REQUEST
Search the material for "exams" and show all lines that contain it.

======== INFORMATION PROVIDED ========

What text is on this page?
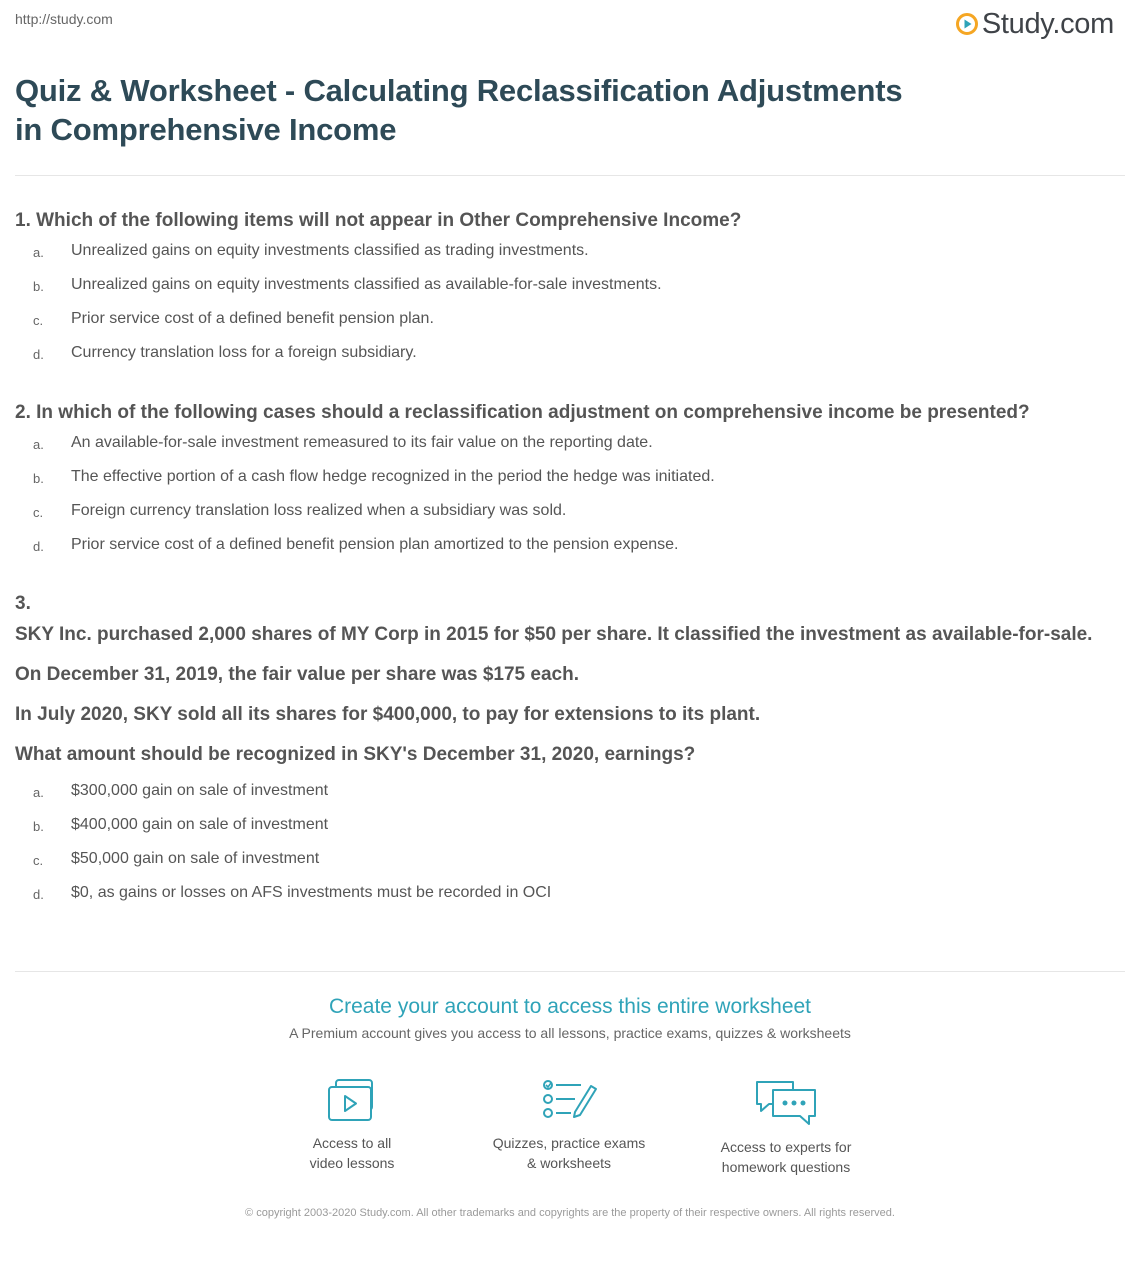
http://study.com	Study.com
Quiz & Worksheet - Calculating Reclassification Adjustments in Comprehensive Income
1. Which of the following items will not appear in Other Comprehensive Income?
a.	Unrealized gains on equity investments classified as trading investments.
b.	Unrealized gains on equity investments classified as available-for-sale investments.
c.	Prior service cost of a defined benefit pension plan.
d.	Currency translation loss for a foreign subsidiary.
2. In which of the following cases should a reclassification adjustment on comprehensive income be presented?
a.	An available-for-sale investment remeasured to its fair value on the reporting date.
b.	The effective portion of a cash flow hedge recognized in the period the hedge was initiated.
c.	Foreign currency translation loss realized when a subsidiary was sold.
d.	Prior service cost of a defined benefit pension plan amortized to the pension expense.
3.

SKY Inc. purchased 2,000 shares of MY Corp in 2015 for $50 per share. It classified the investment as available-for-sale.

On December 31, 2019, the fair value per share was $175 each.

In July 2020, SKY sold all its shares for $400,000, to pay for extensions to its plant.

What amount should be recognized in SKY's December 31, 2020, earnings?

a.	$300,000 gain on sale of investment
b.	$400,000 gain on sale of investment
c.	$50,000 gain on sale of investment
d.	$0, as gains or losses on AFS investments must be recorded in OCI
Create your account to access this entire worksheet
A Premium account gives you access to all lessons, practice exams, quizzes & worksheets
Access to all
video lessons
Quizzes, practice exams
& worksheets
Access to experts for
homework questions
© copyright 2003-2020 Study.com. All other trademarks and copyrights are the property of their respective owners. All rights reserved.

========

RESPONSE BELOW
A Premium account gives you access to all lessons, practice exams, quizzes & worksheets
Quizzes, practice exams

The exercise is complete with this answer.